▸ INSTRUCTIONS TO FOLLOW
Look for the string "transition" and copy every line that has it.

A block of data
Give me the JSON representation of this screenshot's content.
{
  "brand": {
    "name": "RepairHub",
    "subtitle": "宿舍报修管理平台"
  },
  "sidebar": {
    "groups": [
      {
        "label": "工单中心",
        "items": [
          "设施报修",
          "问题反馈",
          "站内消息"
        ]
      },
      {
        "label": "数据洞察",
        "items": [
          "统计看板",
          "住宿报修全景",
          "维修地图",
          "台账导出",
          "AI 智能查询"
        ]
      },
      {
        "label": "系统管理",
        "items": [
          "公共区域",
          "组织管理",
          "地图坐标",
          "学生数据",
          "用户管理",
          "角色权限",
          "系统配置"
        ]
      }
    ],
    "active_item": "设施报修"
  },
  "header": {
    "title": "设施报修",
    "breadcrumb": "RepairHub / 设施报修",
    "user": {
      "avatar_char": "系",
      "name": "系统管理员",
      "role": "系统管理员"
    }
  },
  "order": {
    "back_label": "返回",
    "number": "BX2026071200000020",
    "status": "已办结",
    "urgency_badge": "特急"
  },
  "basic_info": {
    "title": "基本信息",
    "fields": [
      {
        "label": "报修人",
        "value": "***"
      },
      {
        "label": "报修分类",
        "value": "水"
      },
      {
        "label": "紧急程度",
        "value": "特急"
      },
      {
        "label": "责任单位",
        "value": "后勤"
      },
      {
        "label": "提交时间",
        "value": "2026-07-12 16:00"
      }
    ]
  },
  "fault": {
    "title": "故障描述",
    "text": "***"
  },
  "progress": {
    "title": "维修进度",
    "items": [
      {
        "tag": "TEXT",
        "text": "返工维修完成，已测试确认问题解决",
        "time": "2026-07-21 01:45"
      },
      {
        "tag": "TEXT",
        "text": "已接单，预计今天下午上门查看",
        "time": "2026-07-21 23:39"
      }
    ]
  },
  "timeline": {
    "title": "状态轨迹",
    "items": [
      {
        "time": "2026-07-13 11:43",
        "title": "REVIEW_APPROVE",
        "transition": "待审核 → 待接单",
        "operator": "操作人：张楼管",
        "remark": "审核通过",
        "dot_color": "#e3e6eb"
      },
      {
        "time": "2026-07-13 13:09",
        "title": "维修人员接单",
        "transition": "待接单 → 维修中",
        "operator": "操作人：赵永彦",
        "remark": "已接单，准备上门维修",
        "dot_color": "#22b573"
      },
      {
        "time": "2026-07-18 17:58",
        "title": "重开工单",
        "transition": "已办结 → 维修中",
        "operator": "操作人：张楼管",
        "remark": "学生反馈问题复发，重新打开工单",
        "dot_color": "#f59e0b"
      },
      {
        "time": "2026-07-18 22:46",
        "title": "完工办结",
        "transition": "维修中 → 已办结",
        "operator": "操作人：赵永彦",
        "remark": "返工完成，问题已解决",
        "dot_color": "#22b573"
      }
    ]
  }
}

▸ RESULT FOR THIS TASK
        "transition": "待审核 → 待接单",
        "transition": "待接单 → 维修中",
        "transition": "已办结 → 维修中",
        "transition": "维修中 → 已办结",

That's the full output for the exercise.